Task brief -
Each entry below must be repeated word for word.

start

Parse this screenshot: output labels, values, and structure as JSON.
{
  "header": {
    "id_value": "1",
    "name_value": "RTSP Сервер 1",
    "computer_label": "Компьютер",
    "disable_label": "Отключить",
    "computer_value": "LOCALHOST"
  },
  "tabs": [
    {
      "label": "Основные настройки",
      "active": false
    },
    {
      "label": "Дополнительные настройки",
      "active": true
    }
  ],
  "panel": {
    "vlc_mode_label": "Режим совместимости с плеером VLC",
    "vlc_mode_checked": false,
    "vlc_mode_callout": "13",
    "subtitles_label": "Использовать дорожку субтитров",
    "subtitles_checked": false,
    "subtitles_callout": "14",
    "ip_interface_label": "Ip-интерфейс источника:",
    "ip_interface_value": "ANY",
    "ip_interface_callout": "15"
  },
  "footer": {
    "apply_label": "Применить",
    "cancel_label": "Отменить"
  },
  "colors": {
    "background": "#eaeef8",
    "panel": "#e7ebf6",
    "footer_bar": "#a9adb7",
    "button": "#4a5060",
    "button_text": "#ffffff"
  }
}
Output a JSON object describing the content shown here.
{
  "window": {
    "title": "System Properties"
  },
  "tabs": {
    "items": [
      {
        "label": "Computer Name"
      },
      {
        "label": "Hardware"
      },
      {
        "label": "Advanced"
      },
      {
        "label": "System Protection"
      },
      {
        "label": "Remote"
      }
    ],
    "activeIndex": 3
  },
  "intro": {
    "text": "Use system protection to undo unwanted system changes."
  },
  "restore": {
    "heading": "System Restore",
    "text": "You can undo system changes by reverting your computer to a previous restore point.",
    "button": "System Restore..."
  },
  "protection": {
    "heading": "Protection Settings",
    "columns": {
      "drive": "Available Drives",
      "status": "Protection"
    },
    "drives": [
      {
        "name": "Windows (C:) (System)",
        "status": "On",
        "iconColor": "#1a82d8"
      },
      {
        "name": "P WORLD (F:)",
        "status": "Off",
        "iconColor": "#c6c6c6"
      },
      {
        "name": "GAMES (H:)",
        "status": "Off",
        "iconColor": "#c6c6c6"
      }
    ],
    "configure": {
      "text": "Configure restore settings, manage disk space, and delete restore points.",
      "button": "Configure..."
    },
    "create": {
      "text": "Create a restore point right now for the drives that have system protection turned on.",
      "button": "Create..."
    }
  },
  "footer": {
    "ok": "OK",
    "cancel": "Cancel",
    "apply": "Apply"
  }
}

end

Result of the task -
Parse this screenshot: output labels, values, and structure as JSON.
{
  "header": {
    "id_value": "1",
    "name_value": "RTSP Сервер 1",
    "computer_label": "Компьютер",
    "disable_label": "Отключить",
    "computer_value": "LOCALHOST"
  },
  "tabs": [
    {
      "label": "Основные настройки",
      "active": false
    },
    {
      "label": "Дополнительные настройки",
      "active": true
    }
  ],
  "panel": {
    "vlc_mode_label": "Режим совместимости с плеером VLC",
    "vlc_mode_checked": false,
    "vlc_mode_callout": "13",
    "subtitles_label": "Использовать дорожку субтитров",
    "subtitles_checked": false,
    "subtitles_callout": "14",
    "ip_interface_label": "Ip-интерфейс источника:",
    "ip_interface_value": "ANY",
    "ip_interface_callout": "15"
  },
  "footer": {
    "apply_label": "Применить",
    "cancel_label": "Отменить"
  },
  "colors": {
    "background": "#eaeef8",
    "panel": "#e7ebf6",
    "footer_bar": "#a9adb7",
    "button": "#4a5060",
    "button_text": "#ffffff"
  }
}
Output a JSON object describing the content shown here.
{
  "window": {
    "title": "System Properties"
  },
  "tabs": {
    "items": [
      {
        "label": "Computer Name"
      },
      {
        "label": "Hardware"
      },
      {
        "label": "Advanced"
      },
      {
        "label": "System Protection"
      },
      {
        "label": "Remote"
      }
    ],
    "activeIndex": 3
  },
  "intro": {
    "text": "Use system protection to undo unwanted system changes."
  },
  "restore": {
    "heading": "System Restore",
    "text": "You can undo system changes by reverting your computer to a previous restore point.",
    "button": "System Restore..."
  },
  "protection": {
    "heading": "Protection Settings",
    "columns": {
      "drive": "Available Drives",
      "status": "Protection"
    },
    "drives": [
      {
        "name": "Windows (C:) (System)",
        "status": "On",
        "iconColor": "#1a82d8"
      },
      {
        "name": "P WORLD (F:)",
        "status": "Off",
        "iconColor": "#c6c6c6"
      },
      {
        "name": "GAMES (H:)",
        "status": "Off",
        "iconColor": "#c6c6c6"
      }
    ],
    "configure": {
      "text": "Configure restore settings, manage disk space, and delete restore points.",
      "button": "Configure..."
    },
    "create": {
      "text": "Create a restore point right now for the drives that have system protection turned on.",
      "button": "Create..."
    }
  },
  "footer": {
    "ok": "OK",
    "cancel": "Cancel",
    "apply": "Apply"
  }
}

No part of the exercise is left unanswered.